> Data entries
+---+

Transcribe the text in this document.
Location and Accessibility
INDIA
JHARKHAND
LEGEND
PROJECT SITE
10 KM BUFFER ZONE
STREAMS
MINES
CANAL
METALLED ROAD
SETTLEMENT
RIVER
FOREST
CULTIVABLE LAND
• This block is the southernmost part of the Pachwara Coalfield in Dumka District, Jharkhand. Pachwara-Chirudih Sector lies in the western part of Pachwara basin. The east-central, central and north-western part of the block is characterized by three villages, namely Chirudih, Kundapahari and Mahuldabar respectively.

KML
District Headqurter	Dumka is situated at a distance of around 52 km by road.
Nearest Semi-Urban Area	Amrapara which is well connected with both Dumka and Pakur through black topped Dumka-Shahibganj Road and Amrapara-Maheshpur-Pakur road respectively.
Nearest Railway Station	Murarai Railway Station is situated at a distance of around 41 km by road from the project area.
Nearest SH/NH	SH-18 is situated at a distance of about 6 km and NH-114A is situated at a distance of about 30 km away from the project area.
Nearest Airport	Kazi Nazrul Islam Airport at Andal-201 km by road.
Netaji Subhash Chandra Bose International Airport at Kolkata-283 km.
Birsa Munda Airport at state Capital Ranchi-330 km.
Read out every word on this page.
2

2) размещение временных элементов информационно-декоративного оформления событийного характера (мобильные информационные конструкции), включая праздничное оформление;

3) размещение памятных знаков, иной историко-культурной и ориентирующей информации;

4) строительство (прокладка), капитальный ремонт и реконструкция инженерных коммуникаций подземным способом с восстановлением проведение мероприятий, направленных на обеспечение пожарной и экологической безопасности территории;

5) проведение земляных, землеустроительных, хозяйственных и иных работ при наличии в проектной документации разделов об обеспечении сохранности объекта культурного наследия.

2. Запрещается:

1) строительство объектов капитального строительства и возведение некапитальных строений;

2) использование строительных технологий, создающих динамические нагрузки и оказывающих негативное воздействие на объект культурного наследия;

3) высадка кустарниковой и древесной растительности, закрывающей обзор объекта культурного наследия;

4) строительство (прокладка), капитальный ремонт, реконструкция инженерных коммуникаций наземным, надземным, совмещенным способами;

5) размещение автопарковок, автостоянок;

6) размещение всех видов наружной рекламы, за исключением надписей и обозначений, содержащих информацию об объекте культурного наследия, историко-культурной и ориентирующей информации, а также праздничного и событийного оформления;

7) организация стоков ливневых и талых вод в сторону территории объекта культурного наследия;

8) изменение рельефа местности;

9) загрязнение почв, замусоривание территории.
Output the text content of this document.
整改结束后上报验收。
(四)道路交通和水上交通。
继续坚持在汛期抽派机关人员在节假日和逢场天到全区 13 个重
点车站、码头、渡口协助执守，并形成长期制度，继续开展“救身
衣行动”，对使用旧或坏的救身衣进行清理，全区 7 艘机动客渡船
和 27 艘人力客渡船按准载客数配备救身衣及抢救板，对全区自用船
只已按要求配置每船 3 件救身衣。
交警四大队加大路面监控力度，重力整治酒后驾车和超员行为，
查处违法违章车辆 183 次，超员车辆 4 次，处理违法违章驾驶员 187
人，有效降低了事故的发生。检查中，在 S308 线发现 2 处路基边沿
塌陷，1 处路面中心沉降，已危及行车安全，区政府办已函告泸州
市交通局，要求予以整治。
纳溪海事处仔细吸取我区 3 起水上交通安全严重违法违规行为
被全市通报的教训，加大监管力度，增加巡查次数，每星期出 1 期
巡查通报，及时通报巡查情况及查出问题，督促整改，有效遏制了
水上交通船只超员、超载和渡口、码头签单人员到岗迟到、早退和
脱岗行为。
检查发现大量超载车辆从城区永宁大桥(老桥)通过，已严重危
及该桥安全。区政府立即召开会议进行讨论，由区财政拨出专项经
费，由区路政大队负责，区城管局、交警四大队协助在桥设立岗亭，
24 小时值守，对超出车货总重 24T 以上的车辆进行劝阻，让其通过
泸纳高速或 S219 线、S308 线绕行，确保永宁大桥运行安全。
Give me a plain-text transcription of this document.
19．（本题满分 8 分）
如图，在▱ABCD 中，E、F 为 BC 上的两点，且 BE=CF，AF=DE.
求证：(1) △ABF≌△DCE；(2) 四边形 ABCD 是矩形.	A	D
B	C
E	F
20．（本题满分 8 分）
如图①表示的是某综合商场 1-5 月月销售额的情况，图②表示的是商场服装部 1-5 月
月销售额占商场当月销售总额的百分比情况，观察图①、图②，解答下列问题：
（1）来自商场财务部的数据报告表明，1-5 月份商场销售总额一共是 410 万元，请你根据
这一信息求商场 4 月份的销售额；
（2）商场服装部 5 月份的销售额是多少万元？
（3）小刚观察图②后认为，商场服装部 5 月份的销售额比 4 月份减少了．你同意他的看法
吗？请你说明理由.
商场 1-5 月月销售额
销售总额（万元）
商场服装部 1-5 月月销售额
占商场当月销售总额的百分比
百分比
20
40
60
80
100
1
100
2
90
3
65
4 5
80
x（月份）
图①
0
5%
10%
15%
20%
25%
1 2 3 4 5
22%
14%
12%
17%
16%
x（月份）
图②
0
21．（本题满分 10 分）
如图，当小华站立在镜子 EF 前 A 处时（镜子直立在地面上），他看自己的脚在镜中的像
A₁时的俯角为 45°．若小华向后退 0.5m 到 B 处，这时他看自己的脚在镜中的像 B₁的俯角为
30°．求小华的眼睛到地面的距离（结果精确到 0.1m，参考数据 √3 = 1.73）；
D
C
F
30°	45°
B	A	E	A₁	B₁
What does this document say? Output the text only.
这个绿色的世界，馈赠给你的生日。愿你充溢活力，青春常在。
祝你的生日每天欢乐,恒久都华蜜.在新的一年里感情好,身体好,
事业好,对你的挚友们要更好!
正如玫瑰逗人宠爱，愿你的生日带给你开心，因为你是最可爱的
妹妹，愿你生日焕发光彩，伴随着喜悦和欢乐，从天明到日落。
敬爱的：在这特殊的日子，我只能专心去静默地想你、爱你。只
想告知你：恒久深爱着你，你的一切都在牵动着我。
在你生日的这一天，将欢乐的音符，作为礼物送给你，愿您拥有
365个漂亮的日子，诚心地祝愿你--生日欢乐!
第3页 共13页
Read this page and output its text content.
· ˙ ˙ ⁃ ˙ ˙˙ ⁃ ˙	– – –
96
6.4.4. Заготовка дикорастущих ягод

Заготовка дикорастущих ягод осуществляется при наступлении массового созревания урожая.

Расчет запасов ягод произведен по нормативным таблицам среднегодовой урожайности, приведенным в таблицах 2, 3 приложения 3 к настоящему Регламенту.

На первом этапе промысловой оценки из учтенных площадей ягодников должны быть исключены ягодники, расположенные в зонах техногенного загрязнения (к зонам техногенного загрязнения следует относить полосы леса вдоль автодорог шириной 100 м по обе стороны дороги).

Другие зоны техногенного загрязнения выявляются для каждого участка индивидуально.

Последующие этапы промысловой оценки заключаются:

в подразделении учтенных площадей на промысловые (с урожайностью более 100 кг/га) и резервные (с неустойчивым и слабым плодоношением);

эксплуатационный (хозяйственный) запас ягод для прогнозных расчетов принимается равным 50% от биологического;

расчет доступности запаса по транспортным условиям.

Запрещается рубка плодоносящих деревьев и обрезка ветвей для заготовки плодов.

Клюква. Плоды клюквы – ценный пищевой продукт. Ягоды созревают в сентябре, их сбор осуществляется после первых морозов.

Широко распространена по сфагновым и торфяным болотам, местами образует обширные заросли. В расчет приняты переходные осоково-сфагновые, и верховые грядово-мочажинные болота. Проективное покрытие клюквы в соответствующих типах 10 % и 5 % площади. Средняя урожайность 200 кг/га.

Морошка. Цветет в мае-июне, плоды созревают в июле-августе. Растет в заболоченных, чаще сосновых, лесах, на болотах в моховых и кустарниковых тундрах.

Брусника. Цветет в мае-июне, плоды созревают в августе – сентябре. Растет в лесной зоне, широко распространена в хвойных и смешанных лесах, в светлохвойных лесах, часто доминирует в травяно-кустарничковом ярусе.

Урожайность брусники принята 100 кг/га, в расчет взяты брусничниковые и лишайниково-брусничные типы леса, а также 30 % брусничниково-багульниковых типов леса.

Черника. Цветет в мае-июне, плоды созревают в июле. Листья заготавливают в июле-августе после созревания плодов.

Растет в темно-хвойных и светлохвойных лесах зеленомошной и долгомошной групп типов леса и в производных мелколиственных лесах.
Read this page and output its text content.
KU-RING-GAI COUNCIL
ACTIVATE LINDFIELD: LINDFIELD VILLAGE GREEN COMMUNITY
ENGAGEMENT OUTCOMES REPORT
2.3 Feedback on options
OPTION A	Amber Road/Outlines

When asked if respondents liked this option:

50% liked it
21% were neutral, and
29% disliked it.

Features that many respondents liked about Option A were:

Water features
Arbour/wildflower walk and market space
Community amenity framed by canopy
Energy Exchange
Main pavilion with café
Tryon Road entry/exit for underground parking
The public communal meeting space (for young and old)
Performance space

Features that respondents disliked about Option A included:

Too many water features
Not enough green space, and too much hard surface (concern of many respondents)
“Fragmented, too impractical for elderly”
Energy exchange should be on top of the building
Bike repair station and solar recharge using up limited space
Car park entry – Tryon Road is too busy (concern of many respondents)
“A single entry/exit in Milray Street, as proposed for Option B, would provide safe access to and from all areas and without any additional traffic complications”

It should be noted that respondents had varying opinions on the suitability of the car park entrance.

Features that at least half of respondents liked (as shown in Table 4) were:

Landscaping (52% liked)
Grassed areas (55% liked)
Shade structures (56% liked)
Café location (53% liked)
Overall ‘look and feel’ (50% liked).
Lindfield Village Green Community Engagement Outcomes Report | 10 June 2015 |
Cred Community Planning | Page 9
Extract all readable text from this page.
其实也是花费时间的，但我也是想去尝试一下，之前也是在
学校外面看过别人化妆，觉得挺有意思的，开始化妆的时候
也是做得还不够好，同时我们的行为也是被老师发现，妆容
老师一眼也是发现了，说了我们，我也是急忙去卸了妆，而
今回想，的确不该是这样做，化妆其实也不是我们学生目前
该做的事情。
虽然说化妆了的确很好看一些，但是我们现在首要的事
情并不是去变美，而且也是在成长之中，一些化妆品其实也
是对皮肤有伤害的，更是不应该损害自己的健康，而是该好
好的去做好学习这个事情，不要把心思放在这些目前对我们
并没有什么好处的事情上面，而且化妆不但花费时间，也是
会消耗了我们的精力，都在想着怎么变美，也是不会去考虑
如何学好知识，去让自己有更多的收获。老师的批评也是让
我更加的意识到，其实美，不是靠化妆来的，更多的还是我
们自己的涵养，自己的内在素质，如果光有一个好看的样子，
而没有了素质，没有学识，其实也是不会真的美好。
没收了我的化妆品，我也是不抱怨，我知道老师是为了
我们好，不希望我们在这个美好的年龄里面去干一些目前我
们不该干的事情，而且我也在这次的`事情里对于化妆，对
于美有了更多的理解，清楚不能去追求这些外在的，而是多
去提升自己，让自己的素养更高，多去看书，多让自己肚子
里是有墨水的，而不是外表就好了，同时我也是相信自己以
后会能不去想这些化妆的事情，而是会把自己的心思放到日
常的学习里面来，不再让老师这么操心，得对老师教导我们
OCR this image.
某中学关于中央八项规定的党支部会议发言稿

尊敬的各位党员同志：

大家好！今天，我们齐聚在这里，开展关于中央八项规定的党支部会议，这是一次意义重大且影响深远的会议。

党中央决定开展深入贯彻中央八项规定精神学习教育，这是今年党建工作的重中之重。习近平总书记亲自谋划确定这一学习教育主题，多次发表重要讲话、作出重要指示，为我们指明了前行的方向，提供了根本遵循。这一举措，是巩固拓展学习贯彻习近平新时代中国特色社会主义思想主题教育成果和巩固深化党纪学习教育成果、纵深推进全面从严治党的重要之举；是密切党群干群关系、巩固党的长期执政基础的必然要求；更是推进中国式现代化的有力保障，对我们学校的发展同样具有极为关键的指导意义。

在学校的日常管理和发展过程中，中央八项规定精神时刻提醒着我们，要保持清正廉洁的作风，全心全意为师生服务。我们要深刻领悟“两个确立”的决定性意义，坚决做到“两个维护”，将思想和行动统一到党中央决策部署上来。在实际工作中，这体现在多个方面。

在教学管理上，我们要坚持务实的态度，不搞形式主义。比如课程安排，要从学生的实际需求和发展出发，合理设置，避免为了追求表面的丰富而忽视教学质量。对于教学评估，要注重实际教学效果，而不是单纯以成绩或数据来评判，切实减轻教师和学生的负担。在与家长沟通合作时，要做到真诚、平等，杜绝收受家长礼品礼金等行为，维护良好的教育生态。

+---+

Pull out every line of the records that includes the string "Запрещается".

> FULL SOLUTION
2. Запрещается:
Запрещается рубка плодоносящих деревьев и обрезка ветвей для заготовки плодов.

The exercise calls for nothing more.